### Written exercise:
How many lines of the data include the string "અખતર"? State the number and nothing else.

### Provided entries:
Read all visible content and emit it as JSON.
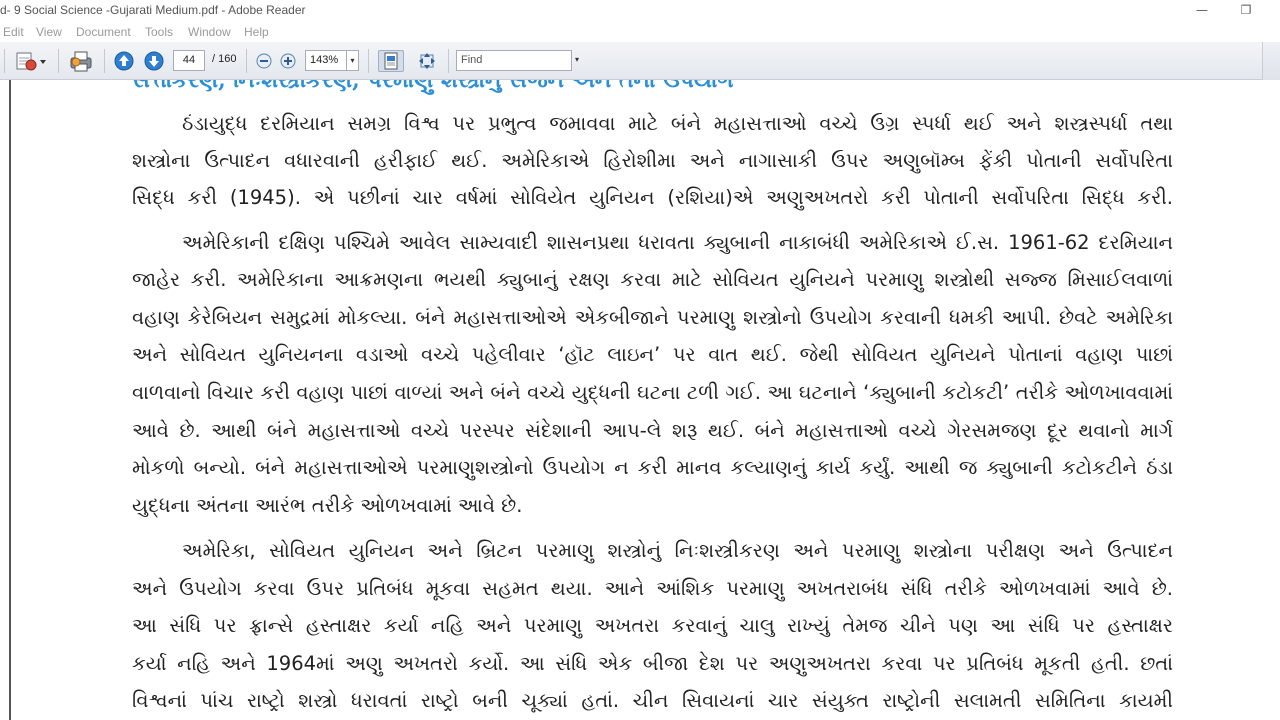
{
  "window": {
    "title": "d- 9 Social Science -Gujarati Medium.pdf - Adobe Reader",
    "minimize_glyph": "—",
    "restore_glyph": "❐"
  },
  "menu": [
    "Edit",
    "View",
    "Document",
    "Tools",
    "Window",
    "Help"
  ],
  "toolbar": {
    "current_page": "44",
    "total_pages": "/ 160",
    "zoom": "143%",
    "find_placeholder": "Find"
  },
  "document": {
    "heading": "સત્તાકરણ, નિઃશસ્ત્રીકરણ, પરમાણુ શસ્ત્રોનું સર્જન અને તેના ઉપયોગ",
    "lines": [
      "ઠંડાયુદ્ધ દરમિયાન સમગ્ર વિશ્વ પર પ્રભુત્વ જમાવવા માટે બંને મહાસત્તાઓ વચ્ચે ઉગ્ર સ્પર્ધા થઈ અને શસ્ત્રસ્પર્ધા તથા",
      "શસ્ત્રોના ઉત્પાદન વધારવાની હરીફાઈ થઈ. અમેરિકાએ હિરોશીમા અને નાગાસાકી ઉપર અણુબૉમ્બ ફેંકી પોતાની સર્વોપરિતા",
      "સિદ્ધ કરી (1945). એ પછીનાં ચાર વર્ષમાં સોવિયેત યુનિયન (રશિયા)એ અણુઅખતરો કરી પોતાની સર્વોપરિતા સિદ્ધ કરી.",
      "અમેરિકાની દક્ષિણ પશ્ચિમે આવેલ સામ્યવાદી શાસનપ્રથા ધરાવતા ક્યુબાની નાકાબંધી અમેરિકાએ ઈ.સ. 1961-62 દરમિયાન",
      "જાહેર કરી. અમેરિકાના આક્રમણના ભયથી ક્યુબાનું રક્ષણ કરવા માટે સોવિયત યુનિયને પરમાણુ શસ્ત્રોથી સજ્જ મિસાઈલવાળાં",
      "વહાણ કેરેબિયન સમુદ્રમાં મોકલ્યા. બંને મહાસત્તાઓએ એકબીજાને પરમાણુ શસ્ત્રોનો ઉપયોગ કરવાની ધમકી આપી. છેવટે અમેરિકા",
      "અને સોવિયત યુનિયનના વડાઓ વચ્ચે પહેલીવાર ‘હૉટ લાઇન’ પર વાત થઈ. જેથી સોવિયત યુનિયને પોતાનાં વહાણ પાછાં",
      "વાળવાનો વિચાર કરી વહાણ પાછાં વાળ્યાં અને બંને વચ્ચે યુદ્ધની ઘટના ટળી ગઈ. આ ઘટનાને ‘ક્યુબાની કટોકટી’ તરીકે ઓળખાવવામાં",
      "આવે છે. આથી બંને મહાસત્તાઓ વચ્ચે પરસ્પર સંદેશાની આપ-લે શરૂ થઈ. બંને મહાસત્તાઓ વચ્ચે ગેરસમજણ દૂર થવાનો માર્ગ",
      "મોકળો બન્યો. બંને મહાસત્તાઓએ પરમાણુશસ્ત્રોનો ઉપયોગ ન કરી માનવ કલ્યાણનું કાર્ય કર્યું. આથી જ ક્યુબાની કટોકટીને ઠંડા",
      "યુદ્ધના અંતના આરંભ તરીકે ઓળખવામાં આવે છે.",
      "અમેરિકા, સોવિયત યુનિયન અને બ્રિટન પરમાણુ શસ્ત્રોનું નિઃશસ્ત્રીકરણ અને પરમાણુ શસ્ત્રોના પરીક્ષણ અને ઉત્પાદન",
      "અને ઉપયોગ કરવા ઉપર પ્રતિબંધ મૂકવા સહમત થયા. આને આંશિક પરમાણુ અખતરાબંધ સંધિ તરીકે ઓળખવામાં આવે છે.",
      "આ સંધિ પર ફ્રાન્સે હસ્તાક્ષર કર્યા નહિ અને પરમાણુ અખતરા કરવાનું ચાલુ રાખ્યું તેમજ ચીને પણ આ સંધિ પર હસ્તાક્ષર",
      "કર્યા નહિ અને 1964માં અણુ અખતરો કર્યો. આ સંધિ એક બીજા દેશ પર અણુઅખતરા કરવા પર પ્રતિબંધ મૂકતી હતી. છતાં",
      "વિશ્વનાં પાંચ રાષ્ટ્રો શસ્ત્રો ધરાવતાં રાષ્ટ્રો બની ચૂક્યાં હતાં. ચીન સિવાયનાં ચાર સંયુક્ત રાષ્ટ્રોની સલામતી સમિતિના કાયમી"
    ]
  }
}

### Final result:
4